>> begin Given data

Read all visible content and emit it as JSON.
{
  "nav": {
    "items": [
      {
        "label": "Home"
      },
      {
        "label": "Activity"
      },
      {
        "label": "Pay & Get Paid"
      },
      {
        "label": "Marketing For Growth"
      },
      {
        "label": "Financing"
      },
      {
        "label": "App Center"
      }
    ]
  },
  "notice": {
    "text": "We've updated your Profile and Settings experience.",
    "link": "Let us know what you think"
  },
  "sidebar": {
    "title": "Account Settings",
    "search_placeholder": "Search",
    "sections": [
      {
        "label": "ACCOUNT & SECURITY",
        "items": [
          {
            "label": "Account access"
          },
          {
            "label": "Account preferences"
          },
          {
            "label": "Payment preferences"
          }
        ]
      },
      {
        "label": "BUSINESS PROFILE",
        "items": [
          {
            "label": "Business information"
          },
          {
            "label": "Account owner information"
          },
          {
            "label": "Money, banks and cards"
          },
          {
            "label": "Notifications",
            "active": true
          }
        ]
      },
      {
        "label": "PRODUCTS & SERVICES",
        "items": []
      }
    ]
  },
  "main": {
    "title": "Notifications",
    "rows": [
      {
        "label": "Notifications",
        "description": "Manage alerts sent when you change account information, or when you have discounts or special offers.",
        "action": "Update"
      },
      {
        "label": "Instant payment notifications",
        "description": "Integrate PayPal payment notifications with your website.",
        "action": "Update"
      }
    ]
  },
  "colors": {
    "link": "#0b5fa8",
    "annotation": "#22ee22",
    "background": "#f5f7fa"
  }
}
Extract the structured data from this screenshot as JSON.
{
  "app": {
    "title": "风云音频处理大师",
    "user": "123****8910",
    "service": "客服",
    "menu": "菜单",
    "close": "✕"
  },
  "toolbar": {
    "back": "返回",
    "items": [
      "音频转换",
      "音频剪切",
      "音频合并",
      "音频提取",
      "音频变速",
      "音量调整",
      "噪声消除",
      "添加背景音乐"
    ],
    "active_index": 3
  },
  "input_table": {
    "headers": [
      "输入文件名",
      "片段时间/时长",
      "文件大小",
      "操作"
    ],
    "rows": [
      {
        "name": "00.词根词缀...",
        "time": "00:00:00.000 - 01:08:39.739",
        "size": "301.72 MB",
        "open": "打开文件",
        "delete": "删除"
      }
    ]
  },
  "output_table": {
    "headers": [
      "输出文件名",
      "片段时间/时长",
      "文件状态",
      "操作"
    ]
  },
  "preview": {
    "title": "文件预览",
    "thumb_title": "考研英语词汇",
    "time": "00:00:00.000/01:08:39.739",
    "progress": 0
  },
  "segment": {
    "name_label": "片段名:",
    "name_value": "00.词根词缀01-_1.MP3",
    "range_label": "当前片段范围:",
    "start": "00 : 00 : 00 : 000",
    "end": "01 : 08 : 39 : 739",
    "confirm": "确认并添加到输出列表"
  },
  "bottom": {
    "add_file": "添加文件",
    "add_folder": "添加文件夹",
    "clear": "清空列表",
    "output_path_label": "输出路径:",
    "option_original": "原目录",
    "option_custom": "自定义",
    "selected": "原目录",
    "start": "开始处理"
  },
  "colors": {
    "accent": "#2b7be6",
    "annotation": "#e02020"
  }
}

>> end Given data

▶ **The exercise**
Which lines contain "link"? Copy each of them.

▶ **Solved problem**
    "link": "Let us know what you think"
    "link": "#0b5fa8",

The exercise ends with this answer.